— begin DATA LISTING —

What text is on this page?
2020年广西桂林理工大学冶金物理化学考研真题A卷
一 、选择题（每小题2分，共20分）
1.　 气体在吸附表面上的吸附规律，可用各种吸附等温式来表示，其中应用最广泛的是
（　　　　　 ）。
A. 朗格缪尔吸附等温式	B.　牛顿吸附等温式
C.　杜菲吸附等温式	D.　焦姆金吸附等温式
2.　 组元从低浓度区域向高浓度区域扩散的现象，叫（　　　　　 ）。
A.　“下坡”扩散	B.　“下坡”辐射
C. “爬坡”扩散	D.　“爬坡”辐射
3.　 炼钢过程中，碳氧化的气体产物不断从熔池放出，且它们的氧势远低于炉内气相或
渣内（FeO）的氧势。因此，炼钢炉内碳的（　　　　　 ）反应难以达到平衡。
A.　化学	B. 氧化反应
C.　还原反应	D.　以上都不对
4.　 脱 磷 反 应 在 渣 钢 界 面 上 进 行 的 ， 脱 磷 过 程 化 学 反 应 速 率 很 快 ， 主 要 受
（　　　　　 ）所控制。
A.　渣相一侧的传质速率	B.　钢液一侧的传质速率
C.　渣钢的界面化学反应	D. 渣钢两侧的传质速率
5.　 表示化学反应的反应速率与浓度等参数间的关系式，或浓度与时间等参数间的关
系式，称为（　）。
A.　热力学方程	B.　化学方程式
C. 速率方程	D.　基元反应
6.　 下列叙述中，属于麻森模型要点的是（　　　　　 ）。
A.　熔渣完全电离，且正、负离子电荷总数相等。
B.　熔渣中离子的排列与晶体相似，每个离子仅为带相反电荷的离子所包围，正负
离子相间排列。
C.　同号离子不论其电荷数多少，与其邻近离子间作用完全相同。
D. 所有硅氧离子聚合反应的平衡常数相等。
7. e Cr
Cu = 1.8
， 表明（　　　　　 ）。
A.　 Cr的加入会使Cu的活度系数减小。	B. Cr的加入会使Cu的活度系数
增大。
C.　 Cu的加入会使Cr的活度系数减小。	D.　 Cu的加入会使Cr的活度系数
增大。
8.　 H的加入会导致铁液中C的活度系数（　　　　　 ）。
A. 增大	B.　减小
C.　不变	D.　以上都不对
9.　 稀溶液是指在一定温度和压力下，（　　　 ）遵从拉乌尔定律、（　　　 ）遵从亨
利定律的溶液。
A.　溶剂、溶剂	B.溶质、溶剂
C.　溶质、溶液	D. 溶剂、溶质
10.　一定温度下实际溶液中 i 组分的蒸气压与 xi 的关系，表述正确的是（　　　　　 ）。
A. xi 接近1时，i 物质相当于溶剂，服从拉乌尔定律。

— end DATA LISTING —

* [GOAL OF THE EXERCISE]
Write out the full listing, keeping every line exactly as it is.

* [EXERCISE OUTPUT]
What text is on this page?
2020年广西桂林理工大学冶金物理化学考研真题A卷
一 、选择题（每小题2分，共20分）
1.　 气体在吸附表面上的吸附规律，可用各种吸附等温式来表示，其中应用最广泛的是
（　　　　　 ）。
A. 朗格缪尔吸附等温式	B.　牛顿吸附等温式
C.　杜菲吸附等温式	D.　焦姆金吸附等温式
2.　 组元从低浓度区域向高浓度区域扩散的现象，叫（　　　　　 ）。
A.　“下坡”扩散	B.　“下坡”辐射
C. “爬坡”扩散	D.　“爬坡”辐射
3.　 炼钢过程中，碳氧化的气体产物不断从熔池放出，且它们的氧势远低于炉内气相或
渣内（FeO）的氧势。因此，炼钢炉内碳的（　　　　　 ）反应难以达到平衡。
A.　化学	B. 氧化反应
C.　还原反应	D.　以上都不对
4.　 脱 磷 反 应 在 渣 钢 界 面 上 进 行 的 ， 脱 磷 过 程 化 学 反 应 速 率 很 快 ， 主 要 受
（　　　　　 ）所控制。
A.　渣相一侧的传质速率	B.　钢液一侧的传质速率
C.　渣钢的界面化学反应	D. 渣钢两侧的传质速率
5.　 表示化学反应的反应速率与浓度等参数间的关系式，或浓度与时间等参数间的关
系式，称为（　）。
A.　热力学方程	B.　化学方程式
C. 速率方程	D.　基元反应
6.　 下列叙述中，属于麻森模型要点的是（　　　　　 ）。
A.　熔渣完全电离，且正、负离子电荷总数相等。
B.　熔渣中离子的排列与晶体相似，每个离子仅为带相反电荷的离子所包围，正负
离子相间排列。
C.　同号离子不论其电荷数多少，与其邻近离子间作用完全相同。
D. 所有硅氧离子聚合反应的平衡常数相等。
7. e Cr
Cu = 1.8
， 表明（　　　　　 ）。
A.　 Cr的加入会使Cu的活度系数减小。	B. Cr的加入会使Cu的活度系数
增大。
C.　 Cu的加入会使Cr的活度系数减小。	D.　 Cu的加入会使Cr的活度系数
增大。
8.　 H的加入会导致铁液中C的活度系数（　　　　　 ）。
A. 增大	B.　减小
C.　不变	D.　以上都不对
9.　 稀溶液是指在一定温度和压力下，（　　　 ）遵从拉乌尔定律、（　　　 ）遵从亨
利定律的溶液。
A.　溶剂、溶剂	B.溶质、溶剂
C.　溶质、溶液	D. 溶剂、溶质
10.　一定温度下实际溶液中 i 组分的蒸气压与 xi 的关系，表述正确的是（　　　　　 ）。
A. xi 接近1时，i 物质相当于溶剂，服从拉乌尔定律。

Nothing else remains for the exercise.